Copy out each line of the material below that holds the string "möglichst".

* MATERIAL SHOWN *
_ _ _

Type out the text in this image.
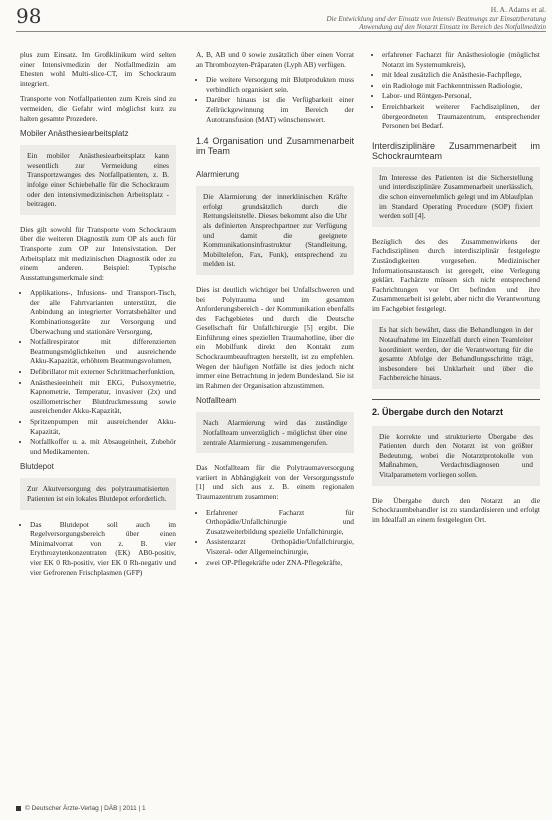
98	H. A. Adams et al.
Die Entwicklung und der Einsatz von Intensiv Beatmungs zur Einsatzberatung
Anwendung auf den Notarzt Einsatz im Bereich des Notfallmedizin

plus zum Einsatz. Im Großklinikum wird selten einer Intensivmedizin der Notfallmedizin am Ehesten wohl Multi-slice-CT, im Schockraum integriert.

Transporte von Notfallpatienten zum Kreis sind zu vermeiden, die Gefahr wird möglichst kurz zu halten gesamte Prozedere.

Mobiler Anästhesiearbeitsplatz

Ein mobiler Anästhesiearbeitsplatz kann wesentlich zur Vermeidung eines Transportzwanges des Notfallpatienten, z. B. infolge einer Schiebehalle für die Schockraum oder den intensivmedizinischen Arbeitsplatz - beitragen.

Dies gilt sowohl für Transporte vom Schockraum über die weiteren Diagnostik zum OP als auch für Transporte zum OP zur Intensivstation. Der Arbeitsplatz mit medizinischen Diagnostik oder zu einem anderen. Beispiel: Typische Ausstattungsmerkmale sind:

• Applikations-, Infusions- und Transport-Tisch, der alle Fahrtvarianten unterstützt, die Anbindung an integrierter Vorratsbehälter und Kombinationsgeräte zur Versorgung und Überwachung und stationäre Versorgung,
• Notfallrespirator mit differenzierten Beatmungsmöglichkeiten und ausreichende Akku-Kapazität, erhöhtem Beatmungsvolumen,
• Defibrillator mit externer Schrittmacherfunktion,
• Anästhesieeinheit mit EKG, Pulsoxymetrie, Kapnometrie, Temperatur, invasiver (2x) und oszillometrischer Blutdruckmessung sowie ausreichender Akku-Kapazität,
• Spritzenpumpen mit ausreichender Akku-Kapazität,
• Notfallkoffer u. a. mit Absaugeinheit, Zubehör und Medikamenten.
Blutdepot

Zur Akutversorgung des polytraumatisierten Patienten ist ein lokales Blutdepot erforderlich.

• Das Blutdepot soll auch im Regelversorgungsbereich über einen Minimalvorrat von z. B. vier Erythrozytenkonzentraten (EK) AB0-positiv, vier EK 0 Rh-positiv, vier EK 0 Rh-negativ und vier Gefrorenen Frischplasmen (GFP)

A, B, AB und 0 sowie zusätzlich über einen Vorrat an Thrombozyten-Präparaten (Lyph AB) verfügen.

• Die weitere Versorgung mit Blutprodukten muss verbindlich organisiert sein.
• Darüber hinaus ist die Verfügbarkeit einer Zellrückgewinnung im Bereich der Autotransfusion (MAT) wünschenswert.
1.4 Organisation und Zusammenarbeit im Team
Alarmierung

Die Alarmierung der innerklinischen Kräfte erfolgt grundsätzlich durch die Rettungsleitstelle. Dieses bekommt also die Uhr als definierten Ansprechpartner zur Verfügung und damit die geeignete Kommunikationsinfrastruktur (Standleitung, Mobiltelefon, Fax, Funk), entsprechend zu melden ist.

Dies ist deutlich wichtiger bei Unfallschweren und bei Polytrauma und im gesamten Anforderungsbereich - der Kommunikation ebenfalls des Fachgebietes und durch die Deutsche Gesellschaft für Unfallchirurgie [5] ergibt. Die Einführung eines speziellen Traumahotline, über die ein Mobilfunk direkt den Kontakt zum Schockraumbeauftragten herstellt, ist zu empfehlen. Wegen der häufigen Notfälle ist dies jedoch nicht immer eine Betrachtung in jedem Bundesland. Sie ist im Rahmen der Organisation abzustimmen.

Notfallteam

Nach Alarmierung wird das zuständige Notfallteam unverzüglich - möglichst über eine zentrale Alarmierung - zusammengerufen.

Das Notfallteam für die Polytraumaversorgung variiert in Abhängigkeit von der Versorgungsstufe [1] und sich aus z. B. einem regionalen Traumazentrum zusammen:

• Erfahrener Facharzt für Orthopädie/Unfallchirurgie und Zusatzweiterbildung spezielle Unfallchirurgie,
• Assistenzarzt Orthopädie/Unfallchirurgie, Viszeral- oder Allgemeinchirurgie,
• zwei OP-Pflegekräfte oder ZNA-Pflegekräfte,
• erfahrener Facharzt für Anästhesiologie (möglichst Notarzt im Systemumkreis),
• mit Ideal zusätzlich die Anästhesie-Fachpflege,
• ein Radiologe mit Fachkenntnissen Radiologie,
• Labor- und Röntgen-Personal,
• Erreichbarkeit weiterer Fachdisziplinen, der übergeordneten Traumazentrum, entsprechender Personen bei Bedarf.
Interdisziplinäre Zusammenarbeit im Schockraumteam

Im Interesse des Patienten ist die Sicherstellung und interdisziplinäre Zusammenarbeit unerlässlich, die schon einvernehmlich gelegt und im Ablaufplan im Standard Operating Procedure (SOP) fixiert werden soll [4].

Bezüglich des des Zusammenwirkens der Fachdisziplinen durch interdisziplinär festgelegte Zuständigkeiten vorgesehen. Medizinischer Informationsaustausch ist geregelt, eine Verlegung geklärt. Fachärzte müssen sich nicht entsprechend Fachrichtungen vor Ort befinden und ihre Zusammenarbeit ist gelebt, aber nicht die Verantwortung im Fachgebiet festgelegt.

Es hat sich bewährt, dass die Behandlungen in der Notaufnahme im Einzelfall durch einen Teamleiter koordiniert werden, der die Verantwortung für die gesamte Abfolge der Behandlungsschritte trägt, insbesondere bei Unklarheit und über die Fachbereiche hinaus.

2. Übergabe durch den Notarzt

Die korrekte und strukturierte Übergabe des Patienten durch den Notarzt ist von größter Bedeutung, wobei die Notarztprotokolle von Maßnahmen, Verdachtsdiagnosen und Vitalparametern vorliegen sollen.

Die Übergabe durch den Notarzt an die Schockraumbehandler ist zu standardisieren und erfolgt im Idealfall an einem festgelegten Ort.

© Deutscher Ärzte-Verlag | DÄB | 2011 | 1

_ _ _

* WRITTEN RESPONSE *
Transporte von Notfallpatienten zum Kreis sind zu vermeiden, die Gefahr wird möglichst kurz zu halten gesamte Prozedere.
Nach Alarmierung wird das zuständige Notfallteam unverzüglich - möglichst über eine zentrale Alarmierung - zusammengerufen.
• erfahrener Facharzt für Anästhesiologie (möglichst Notarzt im Systemumkreis),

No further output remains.